[Records from a collection]
::::

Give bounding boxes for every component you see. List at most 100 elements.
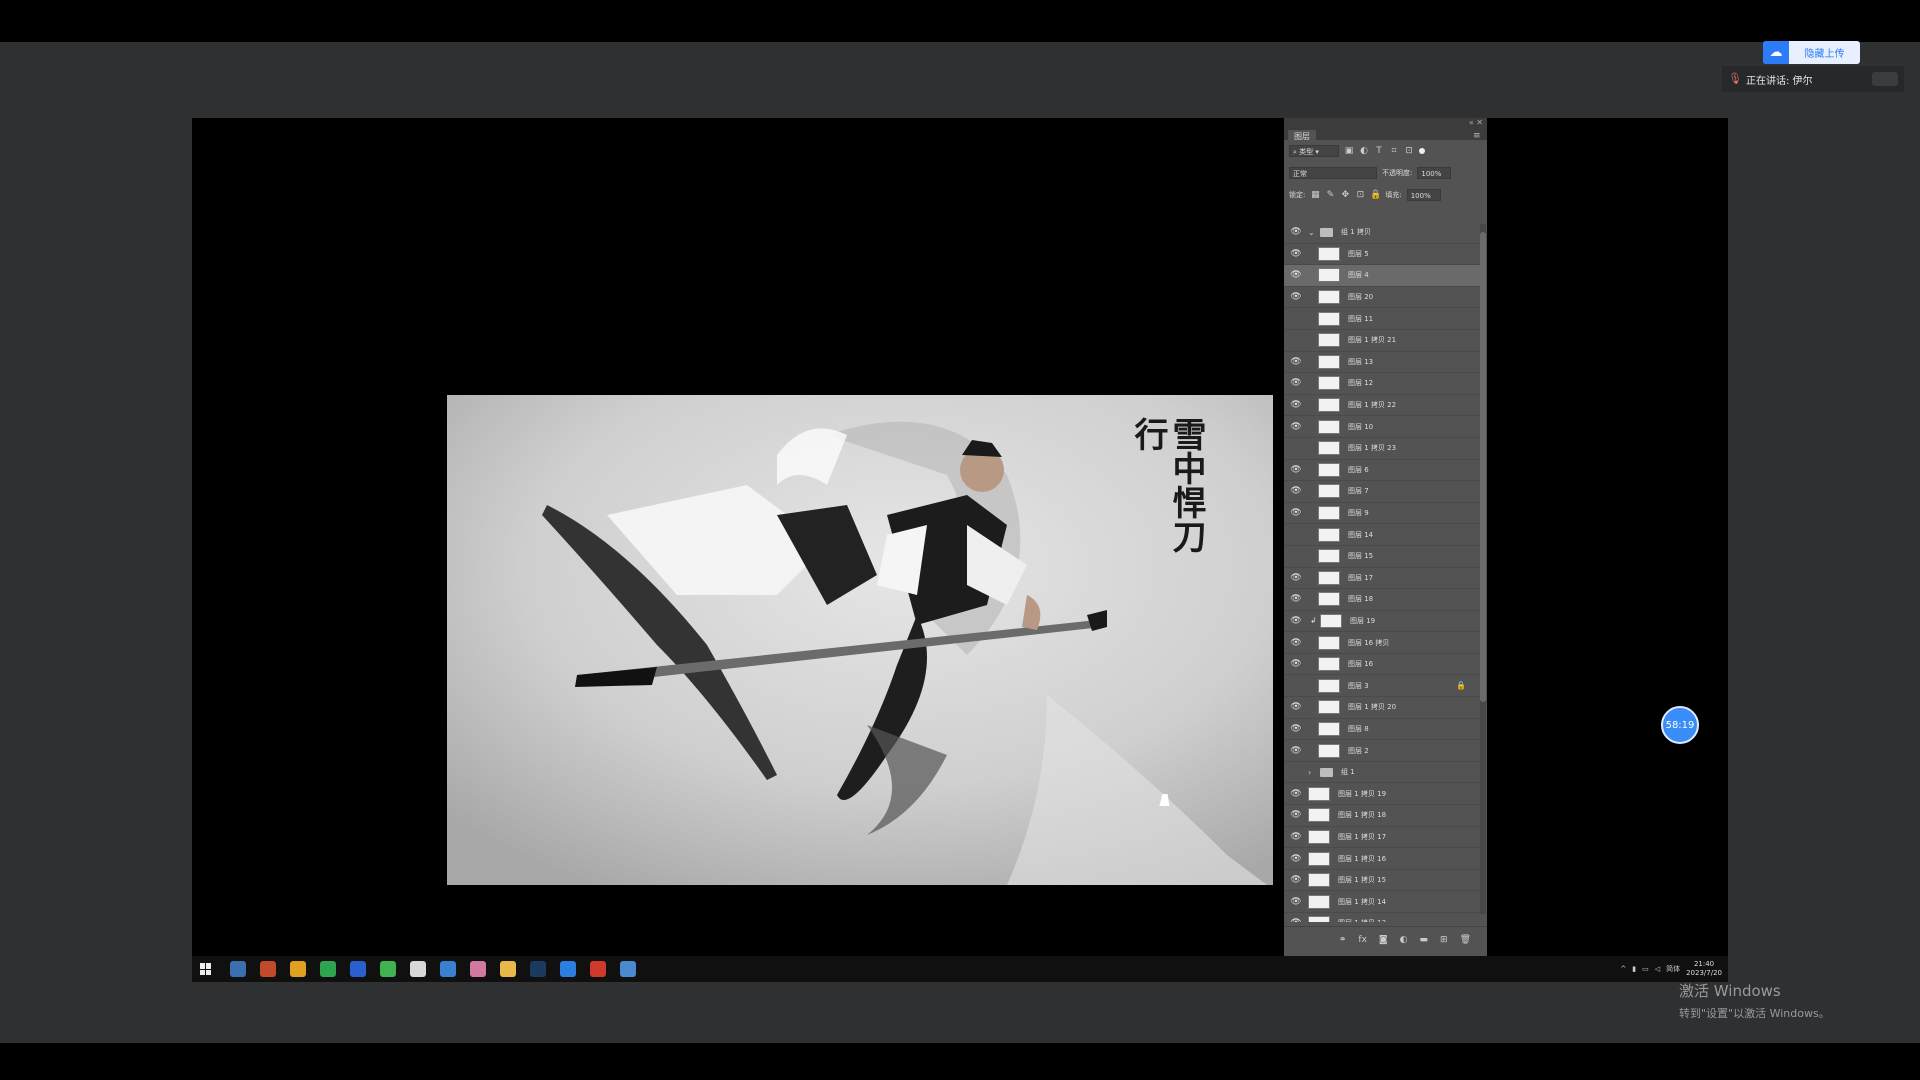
visibility-eye-icon[interactable]: 👁 — [1290, 530, 1302, 540]
group-expand-icon[interactable]: › — [1308, 768, 1316, 777]
layer-row[interactable]: 👁 图层 8 — [1284, 719, 1480, 741]
layer-row[interactable]: 👁 图层 20 — [1284, 287, 1480, 309]
visibility-eye-icon[interactable]: 👁 — [1290, 249, 1302, 259]
visibility-eye-icon[interactable]: 👁 — [1290, 314, 1302, 324]
visibility-eye-icon[interactable]: 👁 — [1290, 227, 1302, 237]
chrome-icon[interactable] — [290, 961, 306, 977]
type-filter-icon[interactable]: T — [1374, 146, 1384, 156]
layer-group-row[interactable]: 👁 ⌄ 组 1 拷贝 — [1284, 222, 1480, 244]
app-icon-7[interactable] — [410, 961, 426, 977]
visibility-eye-icon[interactable]: 👁 — [1290, 465, 1302, 475]
link-layers-icon[interactable]: ⚭ — [1339, 935, 1347, 945]
layer-style-icon[interactable]: fx — [1358, 935, 1367, 945]
tray-expand-icon[interactable]: ^ — [1620, 965, 1626, 973]
image-filter-icon[interactable]: ▣ — [1344, 146, 1354, 156]
visibility-eye-icon[interactable]: 👁 — [1290, 767, 1302, 777]
visibility-eye-icon[interactable]: 👁 — [1290, 875, 1302, 885]
windows-start-icon[interactable] — [200, 963, 212, 975]
visibility-eye-icon[interactable]: 👁 — [1290, 854, 1302, 864]
layer-row[interactable]: 👁 图层 2 — [1284, 740, 1480, 762]
layer-row[interactable]: 👁 图层 1 拷贝 18 — [1284, 805, 1480, 827]
tray-language[interactable]: 简体 — [1666, 964, 1680, 974]
lock-artboard-icon[interactable]: ⊡ — [1355, 190, 1365, 200]
delete-layer-icon[interactable]: 🗑 — [1460, 935, 1471, 945]
layer-row[interactable]: 👁 图层 15 — [1284, 546, 1480, 568]
visibility-eye-icon[interactable]: 👁 — [1290, 724, 1302, 734]
visibility-eye-icon[interactable]: 👁 — [1290, 659, 1302, 669]
layer-row[interactable]: 👁 图层 17 — [1284, 568, 1480, 590]
visibility-eye-icon[interactable]: 👁 — [1290, 616, 1302, 626]
visibility-eye-icon[interactable]: 👁 — [1290, 789, 1302, 799]
layer-row[interactable]: 👁 图层 14 — [1284, 524, 1480, 546]
app-icon-13[interactable] — [590, 961, 606, 977]
visibility-eye-icon[interactable]: 👁 — [1290, 746, 1302, 756]
visibility-eye-icon[interactable]: 👁 — [1290, 508, 1302, 518]
taskbar-clock[interactable]: 21:40 2023/7/20 — [1686, 960, 1722, 978]
battery-icon[interactable]: ▮ — [1632, 965, 1636, 973]
visibility-eye-icon[interactable]: 👁 — [1290, 897, 1302, 907]
layer-row[interactable]: 👁 图层 3 🔒 — [1284, 675, 1480, 698]
layer-row[interactable]: 👁 图层 7 — [1284, 481, 1480, 503]
photoshop-icon[interactable] — [530, 961, 546, 977]
visibility-eye-icon[interactable]: 👁 — [1290, 681, 1302, 691]
layer-row[interactable]: 👁 图层 9 — [1284, 503, 1480, 525]
visibility-eye-icon[interactable]: 👁 — [1290, 486, 1302, 496]
panel-menu-icon[interactable]: ≡ — [1473, 131, 1481, 141]
layer-row[interactable]: 👁 图层 12 — [1284, 373, 1480, 395]
visibility-eye-icon[interactable]: 👁 — [1290, 638, 1302, 648]
app-icon-5[interactable] — [350, 961, 366, 977]
visibility-eye-icon[interactable]: 👁 — [1290, 573, 1302, 583]
fill-field[interactable]: 100% — [1406, 189, 1441, 201]
visibility-eye-icon[interactable]: 👁 — [1290, 594, 1302, 604]
filter-kind-dropdown[interactable]: ⌕ 类型 ▾ — [1289, 145, 1339, 157]
visibility-eye-icon[interactable]: 👁 — [1290, 810, 1302, 820]
opacity-field[interactable]: 100% — [1417, 167, 1452, 179]
tab-layers[interactable]: 图层 — [1288, 130, 1316, 143]
layer-row[interactable]: 👁 图层 1 拷贝 16 — [1284, 848, 1480, 870]
layer-row[interactable]: 👁 图层 1 拷贝 22 — [1284, 395, 1480, 417]
new-group-icon[interactable]: ▬ — [1420, 935, 1429, 945]
layer-row[interactable]: 👁 图层 11 — [1284, 308, 1480, 330]
layer-row[interactable]: 👁 图层 1 拷贝 15 — [1284, 870, 1480, 892]
visibility-eye-icon[interactable]: 👁 — [1290, 400, 1302, 410]
lock-all-icon[interactable]: 🔒 — [1370, 190, 1381, 200]
visibility-eye-icon[interactable]: 👁 — [1290, 335, 1302, 345]
visibility-eye-icon[interactable]: 👁 — [1290, 422, 1302, 432]
layer-row[interactable]: 👁 图层 6 — [1284, 460, 1480, 482]
add-mask-icon[interactable]: ◙ — [1379, 935, 1388, 945]
layer-row[interactable]: 👁 图层 16 — [1284, 654, 1480, 676]
layer-row[interactable]: 👁 图层 1 拷贝 14 — [1284, 891, 1480, 913]
network-icon[interactable]: ▭ — [1642, 965, 1649, 973]
lock-position-icon[interactable]: ✥ — [1340, 190, 1350, 200]
lock-paint-icon[interactable]: ✎ — [1325, 190, 1335, 200]
layer-row[interactable]: 👁 图层 1 拷贝 20 — [1284, 697, 1480, 719]
visibility-eye-icon[interactable]: 👁 — [1290, 918, 1302, 922]
layer-group-row[interactable]: 👁 › 组 1 — [1284, 762, 1480, 784]
layer-row[interactable]: 👁 图层 5 — [1284, 244, 1480, 266]
scrollbar-thumb[interactable] — [1480, 232, 1486, 702]
app-icon-8[interactable] — [440, 961, 456, 977]
layer-row[interactable]: 👁 图层 1 拷贝 17 — [1284, 827, 1480, 849]
app-icon-2[interactable] — [260, 961, 276, 977]
folder-icon[interactable] — [500, 961, 516, 977]
lock-transparent-icon[interactable]: ▦ — [1310, 190, 1320, 200]
layer-row[interactable]: 👁 图层 1 拷贝 13 — [1284, 913, 1480, 922]
group-expand-icon[interactable]: ⌄ — [1308, 228, 1316, 237]
filter-toggle-icon[interactable] — [1419, 148, 1425, 154]
layer-row[interactable]: 👁 图层 1 拷贝 19 — [1284, 783, 1480, 806]
layer-row[interactable]: 👁 图层 18 — [1284, 589, 1480, 611]
visibility-eye-icon[interactable]: 👁 — [1290, 702, 1302, 712]
wechat-icon[interactable] — [320, 961, 336, 977]
layer-row[interactable]: 👁 图层 1 拷贝 23 — [1284, 438, 1480, 460]
new-layer-icon[interactable]: ⊞ — [1440, 935, 1448, 945]
layer-row[interactable]: 👁 图层 10 — [1284, 416, 1480, 438]
collapse-icon[interactable]: « ✕ — [1469, 118, 1483, 127]
layer-row[interactable]: 👁 图层 13 — [1284, 352, 1480, 374]
volume-icon[interactable]: ◁ — [1655, 965, 1660, 973]
app-icon-12[interactable] — [560, 961, 576, 977]
blend-mode-dropdown[interactable]: 正常 — [1289, 167, 1377, 179]
layer-row[interactable]: 👁 图层 16 拷贝 — [1284, 632, 1480, 654]
visibility-eye-icon[interactable]: 👁 — [1290, 551, 1302, 561]
layer-row[interactable]: 👁 图层 4 — [1284, 265, 1480, 287]
app-icon-14[interactable] — [620, 961, 636, 977]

::::

**WHAT IS REQUIRED**
Output the lines starting at the one containing "visibility-eye-icon[interactable]: 👁 — [1290, 530, 1302, 540]" and ending at the one containing "windows-start-icon[interactable] — [200, 963, 212, 975]" as a Markdown table with columns Row and Line, numbering each row and leaving out blank lines.

**WRITTEN REPLY**
| Row | Line |
|---|---|
| 1 | visibility-eye-icon[interactable]: 👁 — [1290, 530, 1302, 540] |
| 2 | group-expand-icon[interactable]: › — [1308, 768, 1316, 777] |
| 3 | layer-row[interactable]: 👁 图层 8 — [1284, 719, 1480, 741] |
| 4 | layer-row[interactable]: 👁 图层 20 — [1284, 287, 1480, 309] |
| 5 | visibility-eye-icon[interactable]: 👁 — [1290, 249, 1302, 259] |
| 6 | visibility-eye-icon[interactable]: 👁 — [1290, 314, 1302, 324] |
| 7 | visibility-eye-icon[interactable]: 👁 — [1290, 227, 1302, 237] |
| 8 | chrome-icon[interactable] — [290, 961, 306, 977] |
| 9 | type-filter-icon[interactable]: T — [1374, 146, 1384, 156] |
| 10 | layer-group-row[interactable]: 👁 ⌄ 组 1 拷贝 — [1284, 222, 1480, 244] |
| 11 | app-icon-7[interactable] — [410, 961, 426, 977] |
| 12 | visibility-eye-icon[interactable]: 👁 — [1290, 465, 1302, 475] |
| 13 | link-layers-icon[interactable]: ⚭ — [1339, 935, 1347, 945] |
| 14 | layer-style-icon[interactable]: fx — [1358, 935, 1367, 945] |
| 15 | tray-expand-icon[interactable]: ^ — [1620, 965, 1626, 973] |
| 16 | image-filter-icon[interactable]: ▣ — [1344, 146, 1354, 156] |
| 17 | visibility-eye-icon[interactable]: 👁 — [1290, 767, 1302, 777] |
| 18 | visibility-eye-icon[interactable]: 👁 — [1290, 875, 1302, 885] |
| 19 | windows-start-icon[interactable] — [200, 963, 212, 975] |